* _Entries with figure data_

"""

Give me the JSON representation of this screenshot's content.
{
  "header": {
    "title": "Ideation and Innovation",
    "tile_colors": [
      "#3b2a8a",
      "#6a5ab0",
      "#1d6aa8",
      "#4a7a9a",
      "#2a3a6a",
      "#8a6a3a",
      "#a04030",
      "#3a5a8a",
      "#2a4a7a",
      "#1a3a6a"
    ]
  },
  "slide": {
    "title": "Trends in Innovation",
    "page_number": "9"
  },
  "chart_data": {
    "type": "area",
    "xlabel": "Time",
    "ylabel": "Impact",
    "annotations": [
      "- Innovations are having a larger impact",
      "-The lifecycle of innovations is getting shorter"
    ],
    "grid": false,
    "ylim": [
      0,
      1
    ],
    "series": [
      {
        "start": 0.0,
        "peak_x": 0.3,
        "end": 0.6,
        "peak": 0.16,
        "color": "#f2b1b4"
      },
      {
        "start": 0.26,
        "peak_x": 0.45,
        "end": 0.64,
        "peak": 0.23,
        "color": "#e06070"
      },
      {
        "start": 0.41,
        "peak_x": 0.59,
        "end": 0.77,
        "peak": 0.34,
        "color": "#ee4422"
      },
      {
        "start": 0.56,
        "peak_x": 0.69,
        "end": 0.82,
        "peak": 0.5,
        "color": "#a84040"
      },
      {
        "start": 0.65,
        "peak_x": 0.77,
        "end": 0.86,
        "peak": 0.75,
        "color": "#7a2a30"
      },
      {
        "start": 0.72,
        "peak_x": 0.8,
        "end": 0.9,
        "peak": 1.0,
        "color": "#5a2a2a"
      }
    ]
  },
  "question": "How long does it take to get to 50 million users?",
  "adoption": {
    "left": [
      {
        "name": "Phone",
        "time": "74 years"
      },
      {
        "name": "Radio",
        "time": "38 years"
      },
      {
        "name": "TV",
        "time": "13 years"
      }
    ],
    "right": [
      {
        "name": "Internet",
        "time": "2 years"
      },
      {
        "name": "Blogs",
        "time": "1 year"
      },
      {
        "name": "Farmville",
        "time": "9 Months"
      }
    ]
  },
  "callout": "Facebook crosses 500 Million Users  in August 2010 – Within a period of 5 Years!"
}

"""

* _WHAT THIS TASK INVOLVES_
Which lines hold the word "title"? Copy every one of them.

* _OUTPUT OF THE EXERCISE_
    "title": "Ideation and Innovation",
    "title": "Trends in Innovation",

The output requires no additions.